## Texte cité

Conseil d'État
N° 447948
ECLI:FR:CECHR:2021:447948.20210511
Mentionné aux tables du recueil Lebon
8ème - 3ème chambres réunies
M. Sébastien Ferrari, rapporteur
Mme Karin Ciavaldini, rapporteur public
SCP WAQUET, FARGE, HAZAN, avocats
Lecture du mardi 11 mai 2021
Vu la procédure suivante :
Le syndicat des copropriétaires du parking transport international routier (TIR) plateforme douanière Borne 9 de Saint-Louis a demandé au juge des référés du tribunal administratif de Strasbourg d'enjoindre au préfet du Haut-Rhin, sur le fondement des dispositions de l'article L. 521-3 du code de justice administrative, de prendre les mesures nécessaires pour faire évacuer les véhicules qui occupent indûment le parking TIR de Saint-Louis. Par une ordonnance n° 2006949 du 7 décembre 2020, ce juge des référés a enjoint au préfet du Haut-Rhin de faire procéder à l'enlèvement des véhicules qui occupent abusivement le parking TIR de Saint-Louis dans un délai de 15 jours.
Par un pourvoi, enregistré le 17 décembre 2020 au secrétariat du contentieux du Conseil d'Etat, le ministre de l'intérieur demande au Conseil d'Etat d'annuler cette ordonnance. Il soutient que le juge des référés du tribunal administratif de Strasbourg a commis une erreur de droit en enjoignant au préfet d'user des pouvoirs généraux de substitution qu'il tient des dispositions du 1° de l'article L. 2215-1 du code général des collectivités territoriales pour prendre les mesures demandées, alors que ces dispositions ne sont pas applicables dans les départements d'Alsace-Moselle.

## Enregistrements fournis
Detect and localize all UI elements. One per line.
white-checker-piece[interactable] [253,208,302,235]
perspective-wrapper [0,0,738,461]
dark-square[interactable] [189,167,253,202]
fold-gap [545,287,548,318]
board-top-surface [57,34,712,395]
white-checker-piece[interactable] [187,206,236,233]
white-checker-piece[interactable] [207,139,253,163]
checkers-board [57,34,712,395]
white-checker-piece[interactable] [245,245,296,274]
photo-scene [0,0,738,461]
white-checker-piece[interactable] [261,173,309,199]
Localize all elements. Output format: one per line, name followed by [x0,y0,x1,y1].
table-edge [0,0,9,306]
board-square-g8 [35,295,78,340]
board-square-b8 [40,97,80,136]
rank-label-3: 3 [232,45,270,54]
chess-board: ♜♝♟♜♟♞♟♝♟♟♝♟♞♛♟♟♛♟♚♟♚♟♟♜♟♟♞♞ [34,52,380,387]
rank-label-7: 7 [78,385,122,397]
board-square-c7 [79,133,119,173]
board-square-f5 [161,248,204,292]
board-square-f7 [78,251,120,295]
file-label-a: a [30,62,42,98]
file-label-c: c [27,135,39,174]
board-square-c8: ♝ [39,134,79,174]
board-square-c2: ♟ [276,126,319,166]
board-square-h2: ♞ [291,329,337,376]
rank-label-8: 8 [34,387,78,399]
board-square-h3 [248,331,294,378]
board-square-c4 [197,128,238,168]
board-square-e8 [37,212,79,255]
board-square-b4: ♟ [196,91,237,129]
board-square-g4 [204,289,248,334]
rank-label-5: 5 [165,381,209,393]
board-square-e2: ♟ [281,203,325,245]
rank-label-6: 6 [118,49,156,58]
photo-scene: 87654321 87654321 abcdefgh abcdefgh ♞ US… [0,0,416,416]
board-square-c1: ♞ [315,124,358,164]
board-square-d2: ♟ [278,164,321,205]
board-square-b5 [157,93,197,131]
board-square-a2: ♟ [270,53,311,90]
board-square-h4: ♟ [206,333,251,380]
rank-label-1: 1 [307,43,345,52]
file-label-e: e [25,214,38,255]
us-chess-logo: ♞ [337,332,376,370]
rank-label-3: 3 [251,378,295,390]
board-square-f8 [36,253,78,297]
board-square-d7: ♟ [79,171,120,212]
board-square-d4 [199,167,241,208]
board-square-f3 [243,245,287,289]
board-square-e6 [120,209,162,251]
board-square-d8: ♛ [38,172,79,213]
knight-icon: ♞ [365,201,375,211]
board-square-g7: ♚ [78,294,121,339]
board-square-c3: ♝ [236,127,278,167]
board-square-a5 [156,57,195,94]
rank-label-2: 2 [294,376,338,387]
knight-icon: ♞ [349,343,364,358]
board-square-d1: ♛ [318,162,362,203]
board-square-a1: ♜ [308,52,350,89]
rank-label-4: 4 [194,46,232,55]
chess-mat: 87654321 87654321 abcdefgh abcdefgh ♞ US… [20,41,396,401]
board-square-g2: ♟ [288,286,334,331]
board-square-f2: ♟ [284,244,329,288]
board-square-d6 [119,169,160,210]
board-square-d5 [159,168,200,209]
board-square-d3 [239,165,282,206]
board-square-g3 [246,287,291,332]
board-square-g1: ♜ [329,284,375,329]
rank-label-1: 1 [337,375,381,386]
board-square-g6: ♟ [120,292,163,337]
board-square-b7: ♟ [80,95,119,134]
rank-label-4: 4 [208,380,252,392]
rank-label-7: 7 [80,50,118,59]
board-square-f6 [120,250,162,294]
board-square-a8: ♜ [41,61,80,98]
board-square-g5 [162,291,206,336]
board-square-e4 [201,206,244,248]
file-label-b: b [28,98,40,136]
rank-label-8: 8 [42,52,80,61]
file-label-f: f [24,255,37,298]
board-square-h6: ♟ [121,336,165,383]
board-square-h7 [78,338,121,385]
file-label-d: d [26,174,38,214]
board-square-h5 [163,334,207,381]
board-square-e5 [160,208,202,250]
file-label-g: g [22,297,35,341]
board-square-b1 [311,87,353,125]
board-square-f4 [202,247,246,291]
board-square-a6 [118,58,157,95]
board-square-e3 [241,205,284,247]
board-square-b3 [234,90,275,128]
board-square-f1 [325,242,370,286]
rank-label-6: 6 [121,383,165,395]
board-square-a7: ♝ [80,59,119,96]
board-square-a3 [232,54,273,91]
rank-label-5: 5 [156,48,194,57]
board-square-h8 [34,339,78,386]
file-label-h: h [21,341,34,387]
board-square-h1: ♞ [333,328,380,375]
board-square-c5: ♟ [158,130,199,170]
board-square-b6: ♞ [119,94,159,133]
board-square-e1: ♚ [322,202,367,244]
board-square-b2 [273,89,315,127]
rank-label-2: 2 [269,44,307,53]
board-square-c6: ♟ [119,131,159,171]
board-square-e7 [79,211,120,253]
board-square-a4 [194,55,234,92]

## Consignes de l'exercice
1. Reproduisez fidèlement, dans la décision du Conseil d'État, le passage allant de « Par un pourvoi, enregistré » jusqu'à « les départements d'Alsace-Moselle. ».
2. Répondez brièvement à partir de la décision du Conseil d'État :
(a) Quel tribunal administratif a rendu l'ordonnance n° 2006949 ?
(b) À quelle date le pourvoi du ministre de l'intérieur a-t-il été enregistré ?
(c) Dans quel délai le préfet du Haut-Rhin devait-il faire enlever les véhicules ?
Les enregistrements n'ont aucun rôle ici.

## Réponses rédigées
1.
Par un pourvoi, enregistré le 17 décembre 2020 au secrétariat du contentieux du Conseil d'Etat, le ministre de l'intérieur demande au Conseil d'Etat d'annuler cette ordonnance. Il soutient que le juge des référés du tribunal administratif de Strasbourg a commis une erreur de droit en enjoignant au préfet d'user des pouvoirs généraux de substitution qu'il tient des dispositions du 1° de l'article L. 2215-1 du code général des collectivités territoriales pour prendre les mesures demandées, alors que ces dispositions ne sont pas applicables dans les départements d'Alsace-Moselle.

2.
(a) Le tribunal administratif de Strasbourg.
(b) Le 17 décembre 2020.
(c) Dans un délai de 15 jours.